— WORK TO DO —
From the data that follows, copy every line holding the string "почты".

— SUPPLIED MATERIAL —
####
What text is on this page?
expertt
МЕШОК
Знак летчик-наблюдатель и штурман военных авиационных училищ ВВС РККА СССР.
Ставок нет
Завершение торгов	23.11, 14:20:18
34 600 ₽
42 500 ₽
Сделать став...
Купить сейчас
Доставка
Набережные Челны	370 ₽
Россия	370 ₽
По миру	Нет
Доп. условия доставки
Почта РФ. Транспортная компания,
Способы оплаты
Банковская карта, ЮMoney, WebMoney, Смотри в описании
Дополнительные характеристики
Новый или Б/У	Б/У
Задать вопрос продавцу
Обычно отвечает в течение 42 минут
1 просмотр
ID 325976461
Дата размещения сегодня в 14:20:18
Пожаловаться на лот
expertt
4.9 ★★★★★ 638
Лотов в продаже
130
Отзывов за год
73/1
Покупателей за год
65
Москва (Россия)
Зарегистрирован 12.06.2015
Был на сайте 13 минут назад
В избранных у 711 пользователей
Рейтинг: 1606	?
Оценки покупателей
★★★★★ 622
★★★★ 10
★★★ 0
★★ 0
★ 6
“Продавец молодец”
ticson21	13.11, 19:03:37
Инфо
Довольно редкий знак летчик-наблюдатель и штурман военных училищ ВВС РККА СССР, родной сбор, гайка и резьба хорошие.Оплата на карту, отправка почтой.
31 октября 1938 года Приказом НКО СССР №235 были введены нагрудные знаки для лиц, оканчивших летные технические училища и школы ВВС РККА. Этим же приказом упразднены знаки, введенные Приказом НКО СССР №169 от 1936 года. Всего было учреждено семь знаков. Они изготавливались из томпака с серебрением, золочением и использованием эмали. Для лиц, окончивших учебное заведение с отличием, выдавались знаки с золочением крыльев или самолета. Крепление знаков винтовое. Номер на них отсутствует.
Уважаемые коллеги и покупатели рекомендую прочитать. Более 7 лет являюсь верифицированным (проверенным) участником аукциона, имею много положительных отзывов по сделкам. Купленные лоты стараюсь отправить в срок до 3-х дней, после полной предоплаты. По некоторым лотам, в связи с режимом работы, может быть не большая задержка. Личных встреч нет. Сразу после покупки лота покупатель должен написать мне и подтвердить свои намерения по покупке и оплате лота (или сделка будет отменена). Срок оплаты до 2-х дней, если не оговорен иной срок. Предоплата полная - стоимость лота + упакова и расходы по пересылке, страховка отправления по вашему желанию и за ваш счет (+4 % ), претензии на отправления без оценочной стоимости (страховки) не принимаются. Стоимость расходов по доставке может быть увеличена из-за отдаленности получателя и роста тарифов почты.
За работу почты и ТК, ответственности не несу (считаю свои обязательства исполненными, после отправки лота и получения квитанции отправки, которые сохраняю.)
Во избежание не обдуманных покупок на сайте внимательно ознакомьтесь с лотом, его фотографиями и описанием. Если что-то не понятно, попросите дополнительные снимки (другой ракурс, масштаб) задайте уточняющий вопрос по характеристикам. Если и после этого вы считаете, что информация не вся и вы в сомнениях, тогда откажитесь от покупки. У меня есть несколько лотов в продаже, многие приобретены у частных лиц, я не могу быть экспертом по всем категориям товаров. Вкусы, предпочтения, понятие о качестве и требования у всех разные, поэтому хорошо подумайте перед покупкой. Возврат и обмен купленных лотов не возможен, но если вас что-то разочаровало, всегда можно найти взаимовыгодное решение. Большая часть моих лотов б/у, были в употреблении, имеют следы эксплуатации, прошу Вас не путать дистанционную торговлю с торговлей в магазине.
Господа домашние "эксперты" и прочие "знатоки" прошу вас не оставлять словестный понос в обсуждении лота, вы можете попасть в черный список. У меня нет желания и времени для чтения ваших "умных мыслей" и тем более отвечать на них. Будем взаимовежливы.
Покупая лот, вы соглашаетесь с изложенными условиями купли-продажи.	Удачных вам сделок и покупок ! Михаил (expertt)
####
— WRITTEN SOLUTION —
Уважаемые коллеги и покупатели рекомендую прочитать. Более 7 лет являюсь верифицированным (проверенным) участником аукциона, имею много положительных отзывов по сделкам. Купленные лоты стараюсь отправить в срок до 3-х дней, после полной предоплаты. По некоторым лотам, в связи с режимом работы, может быть не большая задержка. Личных встреч нет. Сразу после покупки лота покупатель должен написать мне и подтвердить свои намерения по покупке и оплате лота (или сделка будет отменена). Срок оплаты до 2-х дней, если не оговорен иной срок. Предоплата полная - стоимость лота + упакова и расходы по пересылке, страховка отправления по вашему желанию и за ваш счет (+4 % ), претензии на отправления без оценочной стоимости (страховки) не принимаются. Стоимость расходов по доставке может быть увеличена из-за отдаленности получателя и роста тарифов почты.
За работу почты и ТК, ответственности не несу (считаю свои обязательства исполненными, после отправки лота и получения квитанции отправки, которые сохраняю.)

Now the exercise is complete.